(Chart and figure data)
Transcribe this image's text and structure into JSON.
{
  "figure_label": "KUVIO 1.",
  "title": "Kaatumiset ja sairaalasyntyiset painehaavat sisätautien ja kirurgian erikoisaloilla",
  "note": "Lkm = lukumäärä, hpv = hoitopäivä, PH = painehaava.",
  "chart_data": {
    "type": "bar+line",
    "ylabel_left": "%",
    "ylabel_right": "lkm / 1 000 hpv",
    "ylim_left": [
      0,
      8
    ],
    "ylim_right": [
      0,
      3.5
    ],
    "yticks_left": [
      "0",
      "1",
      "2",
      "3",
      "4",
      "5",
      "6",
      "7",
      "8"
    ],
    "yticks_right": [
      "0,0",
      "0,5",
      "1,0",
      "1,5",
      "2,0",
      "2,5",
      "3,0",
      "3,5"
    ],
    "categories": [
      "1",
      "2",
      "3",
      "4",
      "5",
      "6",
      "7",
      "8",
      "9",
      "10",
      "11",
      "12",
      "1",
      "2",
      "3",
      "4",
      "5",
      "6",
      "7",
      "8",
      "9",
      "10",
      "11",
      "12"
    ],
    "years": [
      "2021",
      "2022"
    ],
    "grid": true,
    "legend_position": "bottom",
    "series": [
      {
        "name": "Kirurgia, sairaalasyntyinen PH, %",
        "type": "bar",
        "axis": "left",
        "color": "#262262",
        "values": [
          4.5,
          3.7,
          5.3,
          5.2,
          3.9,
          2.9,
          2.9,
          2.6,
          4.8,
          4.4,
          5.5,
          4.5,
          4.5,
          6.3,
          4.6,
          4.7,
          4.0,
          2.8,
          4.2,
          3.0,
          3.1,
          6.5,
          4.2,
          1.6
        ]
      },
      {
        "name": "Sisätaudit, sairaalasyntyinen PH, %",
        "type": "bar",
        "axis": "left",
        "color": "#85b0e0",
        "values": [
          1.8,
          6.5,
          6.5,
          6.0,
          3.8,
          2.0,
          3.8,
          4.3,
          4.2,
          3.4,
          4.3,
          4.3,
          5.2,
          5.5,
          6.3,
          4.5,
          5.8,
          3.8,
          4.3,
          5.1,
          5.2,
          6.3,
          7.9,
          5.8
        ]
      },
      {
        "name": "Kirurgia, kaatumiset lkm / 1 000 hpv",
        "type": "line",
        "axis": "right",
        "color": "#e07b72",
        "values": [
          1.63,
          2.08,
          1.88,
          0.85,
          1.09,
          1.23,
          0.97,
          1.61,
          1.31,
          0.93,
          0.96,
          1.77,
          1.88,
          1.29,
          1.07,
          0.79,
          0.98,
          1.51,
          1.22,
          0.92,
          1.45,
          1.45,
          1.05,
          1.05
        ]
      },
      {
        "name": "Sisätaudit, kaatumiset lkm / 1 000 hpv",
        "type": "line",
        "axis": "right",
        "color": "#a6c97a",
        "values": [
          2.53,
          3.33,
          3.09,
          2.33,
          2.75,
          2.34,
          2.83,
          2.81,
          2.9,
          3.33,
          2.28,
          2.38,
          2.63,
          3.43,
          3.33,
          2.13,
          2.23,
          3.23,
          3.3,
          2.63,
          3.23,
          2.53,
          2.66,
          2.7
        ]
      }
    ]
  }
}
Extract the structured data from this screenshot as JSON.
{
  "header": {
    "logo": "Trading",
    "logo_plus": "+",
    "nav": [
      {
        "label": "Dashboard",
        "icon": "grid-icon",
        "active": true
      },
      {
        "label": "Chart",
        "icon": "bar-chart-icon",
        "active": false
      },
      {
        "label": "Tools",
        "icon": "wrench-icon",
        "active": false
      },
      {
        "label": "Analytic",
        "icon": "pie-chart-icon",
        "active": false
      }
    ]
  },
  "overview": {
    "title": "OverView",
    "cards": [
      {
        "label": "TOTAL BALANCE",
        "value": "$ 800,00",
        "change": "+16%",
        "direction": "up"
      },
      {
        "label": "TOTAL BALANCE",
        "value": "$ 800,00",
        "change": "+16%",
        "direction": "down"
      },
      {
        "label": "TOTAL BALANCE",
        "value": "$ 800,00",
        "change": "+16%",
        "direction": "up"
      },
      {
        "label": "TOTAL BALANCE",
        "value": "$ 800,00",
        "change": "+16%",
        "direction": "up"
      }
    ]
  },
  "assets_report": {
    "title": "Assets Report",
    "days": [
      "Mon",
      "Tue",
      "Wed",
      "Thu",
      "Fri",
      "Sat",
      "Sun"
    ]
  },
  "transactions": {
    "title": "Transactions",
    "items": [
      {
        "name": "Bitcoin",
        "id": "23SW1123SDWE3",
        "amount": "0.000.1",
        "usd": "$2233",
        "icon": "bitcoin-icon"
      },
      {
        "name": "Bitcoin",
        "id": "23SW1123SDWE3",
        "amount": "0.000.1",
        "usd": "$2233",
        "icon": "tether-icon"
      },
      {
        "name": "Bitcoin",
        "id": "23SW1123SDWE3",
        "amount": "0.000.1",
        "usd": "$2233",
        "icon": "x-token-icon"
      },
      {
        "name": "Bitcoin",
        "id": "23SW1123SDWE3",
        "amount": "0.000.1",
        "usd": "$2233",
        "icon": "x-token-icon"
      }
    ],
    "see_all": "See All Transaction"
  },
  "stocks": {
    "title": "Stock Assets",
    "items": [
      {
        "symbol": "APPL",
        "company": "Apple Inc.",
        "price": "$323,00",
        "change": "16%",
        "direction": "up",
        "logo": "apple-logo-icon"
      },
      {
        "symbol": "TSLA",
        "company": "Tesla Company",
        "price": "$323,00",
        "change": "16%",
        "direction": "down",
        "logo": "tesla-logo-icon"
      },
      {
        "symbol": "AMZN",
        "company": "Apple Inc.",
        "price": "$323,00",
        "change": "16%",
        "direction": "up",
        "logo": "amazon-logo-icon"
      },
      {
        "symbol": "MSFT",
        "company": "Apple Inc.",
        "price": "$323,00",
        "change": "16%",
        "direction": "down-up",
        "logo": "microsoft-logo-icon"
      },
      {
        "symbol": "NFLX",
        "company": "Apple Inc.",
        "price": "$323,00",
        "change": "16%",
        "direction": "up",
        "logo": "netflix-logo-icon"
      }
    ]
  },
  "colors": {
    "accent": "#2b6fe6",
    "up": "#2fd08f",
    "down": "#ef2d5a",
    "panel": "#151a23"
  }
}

Exercise requirements.
Retype all of the material above with every character intact.

The response.
Transcribe this image's text and structure into JSON.
{
  "figure_label": "KUVIO 1.",
  "title": "Kaatumiset ja sairaalasyntyiset painehaavat sisätautien ja kirurgian erikoisaloilla",
  "note": "Lkm = lukumäärä, hpv = hoitopäivä, PH = painehaava.",
  "chart_data": {
    "type": "bar+line",
    "ylabel_left": "%",
    "ylabel_right": "lkm / 1 000 hpv",
    "ylim_left": [
      0,
      8
    ],
    "ylim_right": [
      0,
      3.5
    ],
    "yticks_left": [
      "0",
      "1",
      "2",
      "3",
      "4",
      "5",
      "6",
      "7",
      "8"
    ],
    "yticks_right": [
      "0,0",
      "0,5",
      "1,0",
      "1,5",
      "2,0",
      "2,5",
      "3,0",
      "3,5"
    ],
    "categories": [
      "1",
      "2",
      "3",
      "4",
      "5",
      "6",
      "7",
      "8",
      "9",
      "10",
      "11",
      "12",
      "1",
      "2",
      "3",
      "4",
      "5",
      "6",
      "7",
      "8",
      "9",
      "10",
      "11",
      "12"
    ],
    "years": [
      "2021",
      "2022"
    ],
    "grid": true,
    "legend_position": "bottom",
    "series": [
      {
        "name": "Kirurgia, sairaalasyntyinen PH, %",
        "type": "bar",
        "axis": "left",
        "color": "#262262",
        "values": [
          4.5,
          3.7,
          5.3,
          5.2,
          3.9,
          2.9,
          2.9,
          2.6,
          4.8,
          4.4,
          5.5,
          4.5,
          4.5,
          6.3,
          4.6,
          4.7,
          4.0,
          2.8,
          4.2,
          3.0,
          3.1,
          6.5,
          4.2,
          1.6
        ]
      },
      {
        "name": "Sisätaudit, sairaalasyntyinen PH, %",
        "type": "bar",
        "axis": "left",
        "color": "#85b0e0",
        "values": [
          1.8,
          6.5,
          6.5,
          6.0,
          3.8,
          2.0,
          3.8,
          4.3,
          4.2,
          3.4,
          4.3,
          4.3,
          5.2,
          5.5,
          6.3,
          4.5,
          5.8,
          3.8,
          4.3,
          5.1,
          5.2,
          6.3,
          7.9,
          5.8
        ]
      },
      {
        "name": "Kirurgia, kaatumiset lkm / 1 000 hpv",
        "type": "line",
        "axis": "right",
        "color": "#e07b72",
        "values": [
          1.63,
          2.08,
          1.88,
          0.85,
          1.09,
          1.23,
          0.97,
          1.61,
          1.31,
          0.93,
          0.96,
          1.77,
          1.88,
          1.29,
          1.07,
          0.79,
          0.98,
          1.51,
          1.22,
          0.92,
          1.45,
          1.45,
          1.05,
          1.05
        ]
      },
      {
        "name": "Sisätaudit, kaatumiset lkm / 1 000 hpv",
        "type": "line",
        "axis": "right",
        "color": "#a6c97a",
        "values": [
          2.53,
          3.33,
          3.09,
          2.33,
          2.75,
          2.34,
          2.83,
          2.81,
          2.9,
          3.33,
          2.28,
          2.38,
          2.63,
          3.43,
          3.33,
          2.13,
          2.23,
          3.23,
          3.3,
          2.63,
          3.23,
          2.53,
          2.66,
          2.7
        ]
      }
    ]
  }
}
Extract the structured data from this screenshot as JSON.
{
  "header": {
    "logo": "Trading",
    "logo_plus": "+",
    "nav": [
      {
        "label": "Dashboard",
        "icon": "grid-icon",
        "active": true
      },
      {
        "label": "Chart",
        "icon": "bar-chart-icon",
        "active": false
      },
      {
        "label": "Tools",
        "icon": "wrench-icon",
        "active": false
      },
      {
        "label": "Analytic",
        "icon": "pie-chart-icon",
        "active": false
      }
    ]
  },
  "overview": {
    "title": "OverView",
    "cards": [
      {
        "label": "TOTAL BALANCE",
        "value": "$ 800,00",
        "change": "+16%",
        "direction": "up"
      },
      {
        "label": "TOTAL BALANCE",
        "value": "$ 800,00",
        "change": "+16%",
        "direction": "down"
      },
      {
        "label": "TOTAL BALANCE",
        "value": "$ 800,00",
        "change": "+16%",
        "direction": "up"
      },
      {
        "label": "TOTAL BALANCE",
        "value": "$ 800,00",
        "change": "+16%",
        "direction": "up"
      }
    ]
  },
  "assets_report": {
    "title": "Assets Report",
    "days": [
      "Mon",
      "Tue",
      "Wed",
      "Thu",
      "Fri",
      "Sat",
      "Sun"
    ]
  },
  "transactions": {
    "title": "Transactions",
    "items": [
      {
        "name": "Bitcoin",
        "id": "23SW1123SDWE3",
        "amount": "0.000.1",
        "usd": "$2233",
        "icon": "bitcoin-icon"
      },
      {
        "name": "Bitcoin",
        "id": "23SW1123SDWE3",
        "amount": "0.000.1",
        "usd": "$2233",
        "icon": "tether-icon"
      },
      {
        "name": "Bitcoin",
        "id": "23SW1123SDWE3",
        "amount": "0.000.1",
        "usd": "$2233",
        "icon": "x-token-icon"
      },
      {
        "name": "Bitcoin",
        "id": "23SW1123SDWE3",
        "amount": "0.000.1",
        "usd": "$2233",
        "icon": "x-token-icon"
      }
    ],
    "see_all": "See All Transaction"
  },
  "stocks": {
    "title": "Stock Assets",
    "items": [
      {
        "symbol": "APPL",
        "company": "Apple Inc.",
        "price": "$323,00",
        "change": "16%",
        "direction": "up",
        "logo": "apple-logo-icon"
      },
      {
        "symbol": "TSLA",
        "company": "Tesla Company",
        "price": "$323,00",
        "change": "16%",
        "direction": "down",
        "logo": "tesla-logo-icon"
      },
      {
        "symbol": "AMZN",
        "company": "Apple Inc.",
        "price": "$323,00",
        "change": "16%",
        "direction": "up",
        "logo": "amazon-logo-icon"
      },
      {
        "symbol": "MSFT",
        "company": "Apple Inc.",
        "price": "$323,00",
        "change": "16%",
        "direction": "down-up",
        "logo": "microsoft-logo-icon"
      },
      {
        "symbol": "NFLX",
        "company": "Apple Inc.",
        "price": "$323,00",
        "change": "16%",
        "direction": "up",
        "logo": "netflix-logo-icon"
      }
    ]
  },
  "colors": {
    "accent": "#2b6fe6",
    "up": "#2fd08f",
    "down": "#ef2d5a",
    "panel": "#151a23"
  }
}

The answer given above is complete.